El Gobierno de Dios

El Gobierno de Dios
por John Taylor

Capítulo 4


¿Qué es el hombre?
¿Cuál es su destino y su relación con Dios?


Habiendo demostrado en los capítulos anteriores que el gobierno de Dios es perfecto donde Él gobierna solo, que el gobierno del hombre es imperfecto y ha introducido confusión y miseria, y que los planes del hombre no son competentes para restaurar al mundo a la felicidad y al cumplimiento del propósito para el cual fue creado, ahora nos corresponde investigar de qué manera puede y será esto logrado; porque en las Escrituras se habla de un tiempo en que habrá un reinado de justicia.

Primero, entonces, nos preguntaremos: ¿quién y qué es el hombre? ¿Cuál es su destino, y cuál es su relación con Dios? Porque antes de poder definir el gobierno correctamente, será necesario comprender la naturaleza del ser que ha de ser gobernado.

¿Qué, entonces, es el hombre? ¿Es un ser temporal y terrenal únicamente, y cuando muere, cae en el olvido? ¿Es aniquilado? ¿O posee un espíritu además de un cuerpo? Si lo primero fuera el caso, él tendría pleno derecho a regular sus propios asuntos, establecer su propio gobierno y seguir el camino que le pareciera correcto; si no es así, el caso es diferente. No deseo entrar aquí en una disquisición filosófica sobre el tema, pero como actualmente escribo para creyentes en la Biblia, me ceñiré más a esa fuente. Afirmo que el hombre es un ser eterno, compuesto de cuerpo y espíritu: su espíritu existía antes de venir aquí; su cuerpo existe con el espíritu en el tiempo, y después de la muerte el espíritu existe sin el cuerpo. En la resurrección, tanto el cuerpo como el espíritu serán finalmente reunidos; y se requieren ambos, cuerpo y espíritu, para formar un hombre perfecto, ya sea en el tiempo o en la eternidad.

### Datos suministrados
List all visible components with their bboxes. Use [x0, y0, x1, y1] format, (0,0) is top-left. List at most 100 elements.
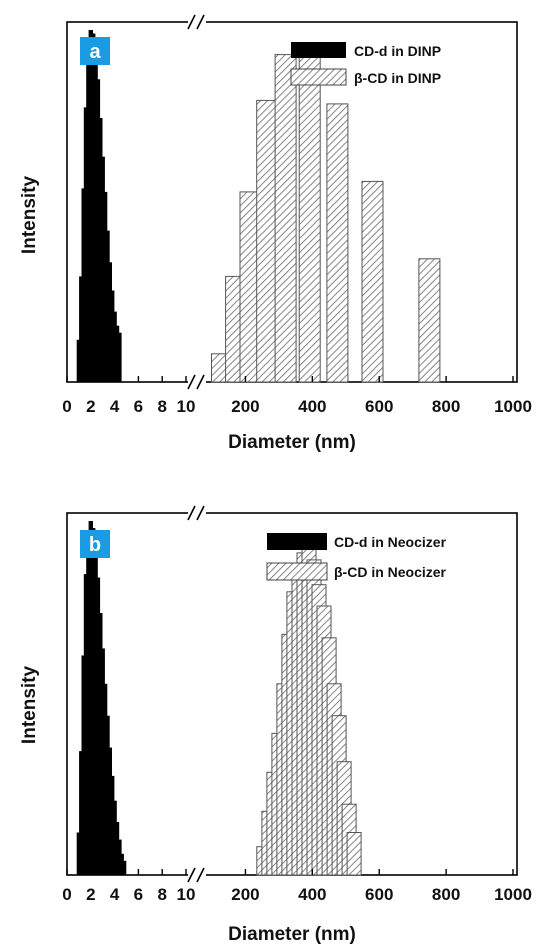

### Problemas
(a) Según el pasaje, ¿de qué dos partes se compone el hombre?
(b) Copia todo lo que va desde "Habiendo demostrado en" hasta "de ser gobernado." en el pasaje, sustituyendo "gobierno" por "régimen".
El material no tiene relación con el pasaje.

### Respuestas del ejercicio
(a) El hombre se compone de cuerpo y espíritu.

(b)
Habiendo demostrado en los capítulos anteriores que el régimen de Dios es perfecto donde Él gobierna solo, que el régimen del hombre es imperfecto y ha introducido confusión y miseria, y que los planes del hombre no son competentes para restaurar al mundo a la felicidad y al cumplimiento del propósito para el cual fue creado, ahora nos corresponde investigar de qué manera puede y será esto logrado; porque en las Escrituras se habla de un tiempo en que habrá un reinado de justicia.

Primero, entonces, nos preguntaremos: ¿quién y qué es el hombre? ¿Cuál es su destino, y cuál es su relación con Dios? Porque antes de poder definir el régimen correctamente, será necesario comprender la naturaleza del ser que ha de ser gobernado.